Written request
Gather every line from the entries below that includes "competidor".

Dataset items
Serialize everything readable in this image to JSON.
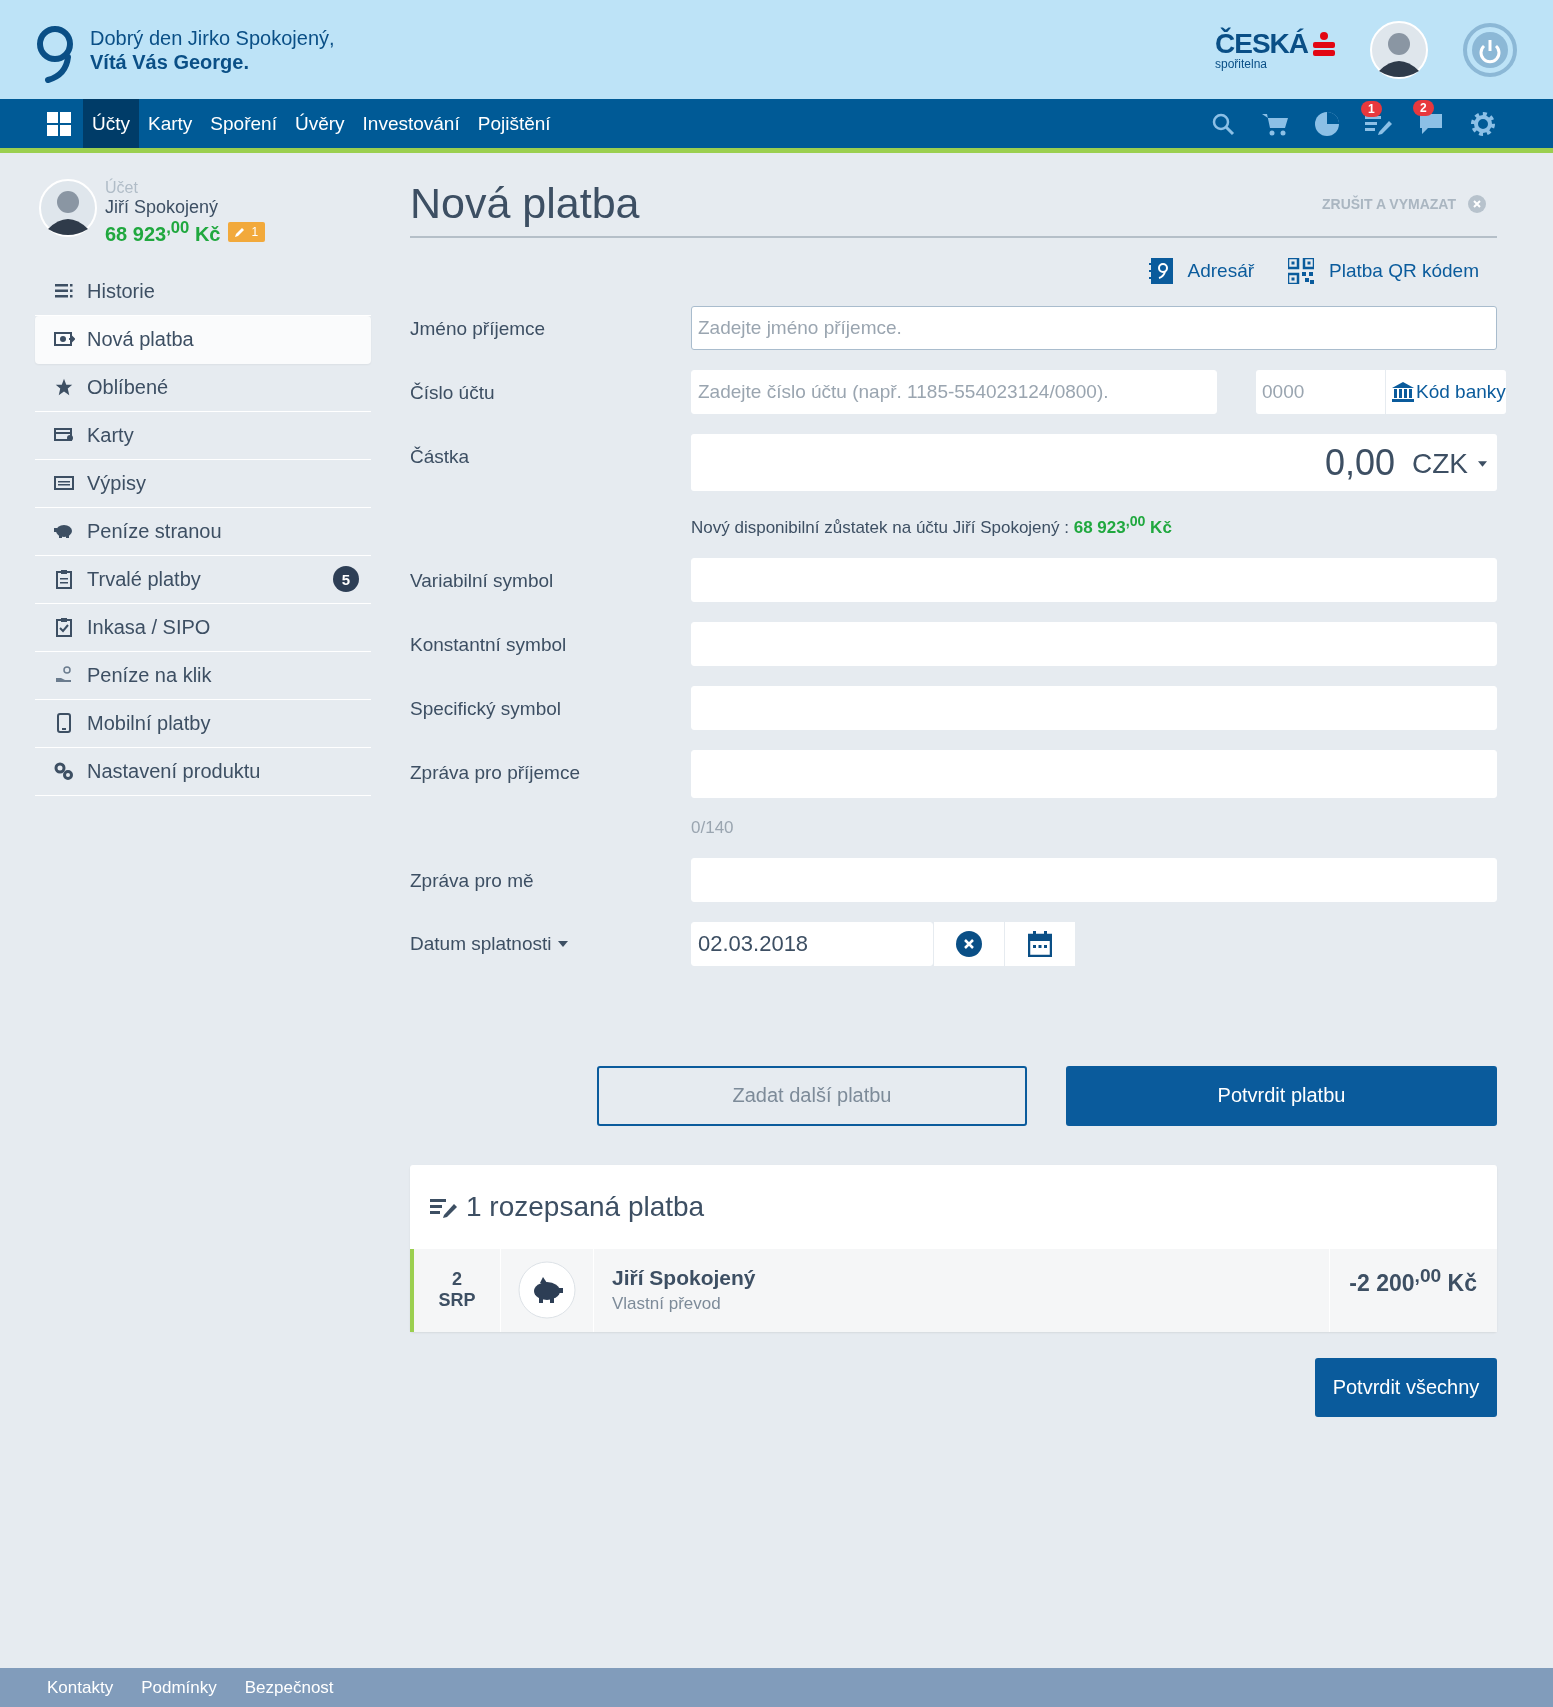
{
  "header": {
    "greeting": "Dobrý den Jirko Spokojený,",
    "welcome": "Vítá Vás George.",
    "bank_name": "ČESKÁ",
    "bank_sub": "spořitelna"
  },
  "nav": {
    "items": [
      {
        "label": "Účty",
        "selected": true
      },
      {
        "label": "Karty",
        "selected": false
      },
      {
        "label": "Spoření",
        "selected": false
      },
      {
        "label": "Úvěry",
        "selected": false
      },
      {
        "label": "Investování",
        "selected": false
      },
      {
        "label": "Pojištění",
        "selected": false
      }
    ],
    "icons": [
      {
        "kind": "search"
      },
      {
        "kind": "cart"
      },
      {
        "kind": "chart"
      },
      {
        "kind": "drafts",
        "badge": "1"
      },
      {
        "kind": "messages",
        "badge": "2"
      },
      {
        "kind": "settings"
      }
    ]
  },
  "account": {
    "label": "Účet",
    "name": "Jiří Spokojený",
    "balance": "68 923$^{,00}$ Kč",
    "draft_badge": "1"
  },
  "sidebar": {
    "items": [
      {
        "label": "Historie",
        "kind": "list",
        "selected": false
      },
      {
        "label": "Nová platba",
        "kind": "payment",
        "selected": true
      },
      {
        "label": "Oblíbené",
        "kind": "star",
        "selected": false
      },
      {
        "label": "Karty",
        "kind": "card",
        "selected": false
      },
      {
        "label": "Výpisy",
        "kind": "statement",
        "selected": false
      },
      {
        "label": "Peníze stranou",
        "kind": "piggy",
        "selected": false
      },
      {
        "label": "Trvalé platby",
        "kind": "clipboard",
        "selected": false,
        "badge": "5"
      },
      {
        "label": "Inkasa / SIPO",
        "kind": "checklist",
        "selected": false
      },
      {
        "label": "Peníze na klik",
        "kind": "hand",
        "selected": false
      },
      {
        "label": "Mobilní platby",
        "kind": "phone",
        "selected": false
      },
      {
        "label": "Nastavení produktu",
        "kind": "gears",
        "selected": false
      }
    ]
  },
  "page": {
    "title": "Nová platba",
    "cancel": "ZRUŠIT A VYMAZAT",
    "links": [
      {
        "kind": "addressbook",
        "label": "Adresář"
      },
      {
        "kind": "qr",
        "label": "Platba QR kódem"
      }
    ]
  },
  "form": {
    "fields": [
      {
        "label": "Jméno příjemce",
        "kind": "text",
        "placeholder": "Zadejte jméno příjemce.",
        "focused": true
      },
      {
        "label": "Číslo účtu",
        "kind": "account",
        "placeholder": "Zadejte číslo účtu (např. 1185-554023124/0800).",
        "bank_placeholder": "0000",
        "bank_button": "Kód banky"
      },
      {
        "label": "Částka",
        "kind": "amount",
        "value": "0,00",
        "currency": "CZK",
        "hint": "Nový disponibilní zůstatek na účtu Jiří Spokojený : **68 923$^{,00}$ Kč**"
      },
      {
        "label": "Variabilní symbol",
        "kind": "text"
      },
      {
        "label": "Konstantní symbol",
        "kind": "text"
      },
      {
        "label": "Specifický symbol",
        "kind": "text"
      },
      {
        "label": "Zpráva pro příjemce",
        "kind": "message",
        "counter": "0/140"
      },
      {
        "label": "Zpráva pro mě",
        "kind": "text"
      },
      {
        "label": "Datum splatnosti",
        "kind": "date",
        "value": "02.03.2018"
      }
    ]
  },
  "actions": [
    {
      "label": "Zadat další platbu",
      "kind": "secondary"
    },
    {
      "label": "Potvrdit platbu",
      "kind": "primary"
    }
  ],
  "drafts": {
    "title": "1 rozepsaná platba",
    "items": [
      {
        "count": "2",
        "code": "SRP",
        "name": "Jiří Spokojený",
        "type": "Vlastní převod",
        "amount": "-2 200$^{,00}$ Kč"
      }
    ],
    "confirm_all": "Potvrdit všechny"
  },
  "footer": {
    "links": [
      "Kontakty",
      "Podmínky",
      "Bezpečnost"
    ]
  }
}
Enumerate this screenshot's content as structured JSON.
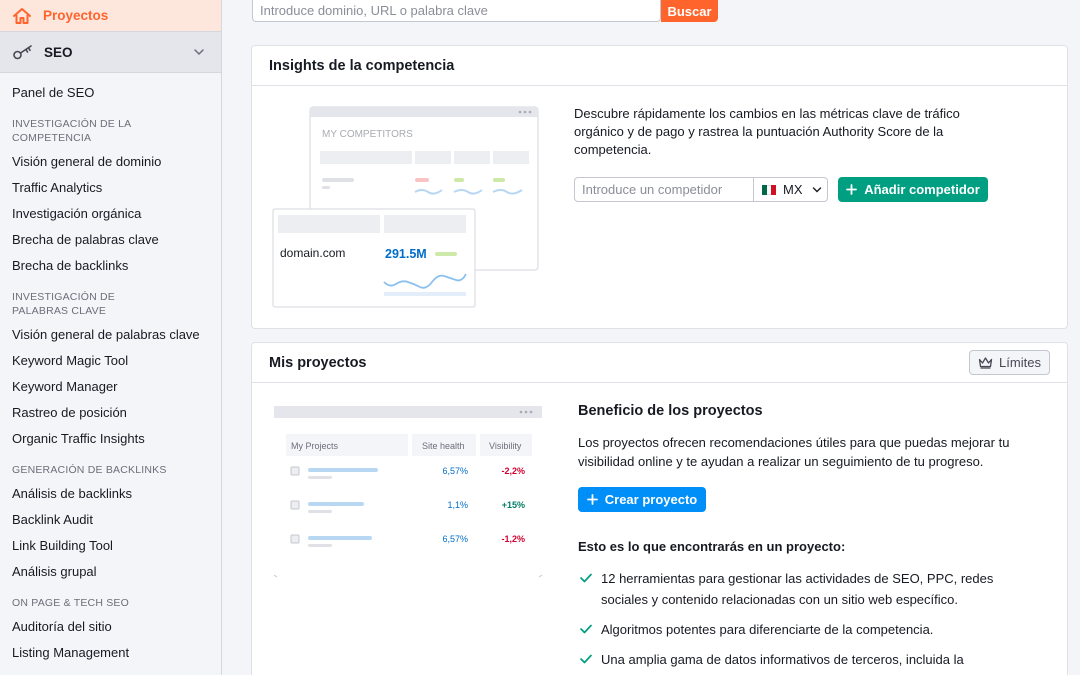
{
  "sidebar": {
    "projects_label": "Proyectos",
    "seo_label": "SEO",
    "items": [
      {
        "type": "item",
        "label": "Panel de SEO"
      },
      {
        "type": "section",
        "label": "INVESTIGACIÓN DE LA COMPETENCIA"
      },
      {
        "type": "item",
        "label": "Visión general de dominio"
      },
      {
        "type": "item",
        "label": "Traffic Analytics"
      },
      {
        "type": "item",
        "label": "Investigación orgánica"
      },
      {
        "type": "item",
        "label": "Brecha de palabras clave"
      },
      {
        "type": "item",
        "label": "Brecha de backlinks"
      },
      {
        "type": "section",
        "label": "INVESTIGACIÓN DE PALABRAS CLAVE"
      },
      {
        "type": "item",
        "label": "Visión general de palabras clave"
      },
      {
        "type": "item",
        "label": "Keyword Magic Tool"
      },
      {
        "type": "item",
        "label": "Keyword Manager"
      },
      {
        "type": "item",
        "label": "Rastreo de posición"
      },
      {
        "type": "item",
        "label": "Organic Traffic Insights"
      },
      {
        "type": "section",
        "label": "GENERACIÓN DE BACKLINKS"
      },
      {
        "type": "item",
        "label": "Análisis de backlinks"
      },
      {
        "type": "item",
        "label": "Backlink Audit"
      },
      {
        "type": "item",
        "label": "Link Building Tool"
      },
      {
        "type": "item",
        "label": "Análisis grupal"
      },
      {
        "type": "section",
        "label": "ON PAGE & TECH SEO"
      },
      {
        "type": "item",
        "label": "Auditoría del sitio"
      },
      {
        "type": "item",
        "label": "Listing Management"
      }
    ]
  },
  "search": {
    "placeholder": "Introduce dominio, URL o palabra clave",
    "button_label": "Buscar"
  },
  "insights": {
    "title": "Insights de la competencia",
    "description": "Descubre rápidamente los cambios en las métricas clave de tráfico orgánico y de pago y rastrea la puntuación Authority Score de la competencia.",
    "input_placeholder": "Introduce un competidor",
    "country": "MX",
    "add_button": "Añadir competidor",
    "illustration": {
      "header": "MY COMPETITORS",
      "domain": "domain.com",
      "value": "291.5M"
    }
  },
  "projects": {
    "title": "Mis proyectos",
    "limits_button": "Límites",
    "benefit_title": "Beneficio de los proyectos",
    "benefit_desc": "Los proyectos ofrecen recomendaciones útiles para que puedas mejorar tu visibilidad online y te ayudan a realizar un seguimiento de tu progreso.",
    "create_button": "Crear proyecto",
    "find_title": "Esto es lo que encontrarás en un proyecto:",
    "features": [
      "12 herramientas para gestionar las actividades de SEO, PPC, redes sociales y contenido relacionadas con un sitio web específico.",
      "Algoritmos potentes para diferenciarte de la competencia.",
      "Una amplia gama de datos informativos de terceros, incluida la"
    ],
    "illustration": {
      "col1": "My Projects",
      "col2": "Site health",
      "col3": "Visibility",
      "rows": [
        {
          "health": "6,57%",
          "visibility": "-2,2%"
        },
        {
          "health": "1,1%",
          "visibility": "+15%"
        },
        {
          "health": "6,57%",
          "visibility": "-1,2%"
        }
      ]
    }
  },
  "colors": {
    "accent_orange": "#ff642d",
    "green": "#009f81",
    "blue": "#008ff8"
  }
}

Full response
    "input_placeholder": "Introduce un competidor",
    "add_button": "Añadir competidor",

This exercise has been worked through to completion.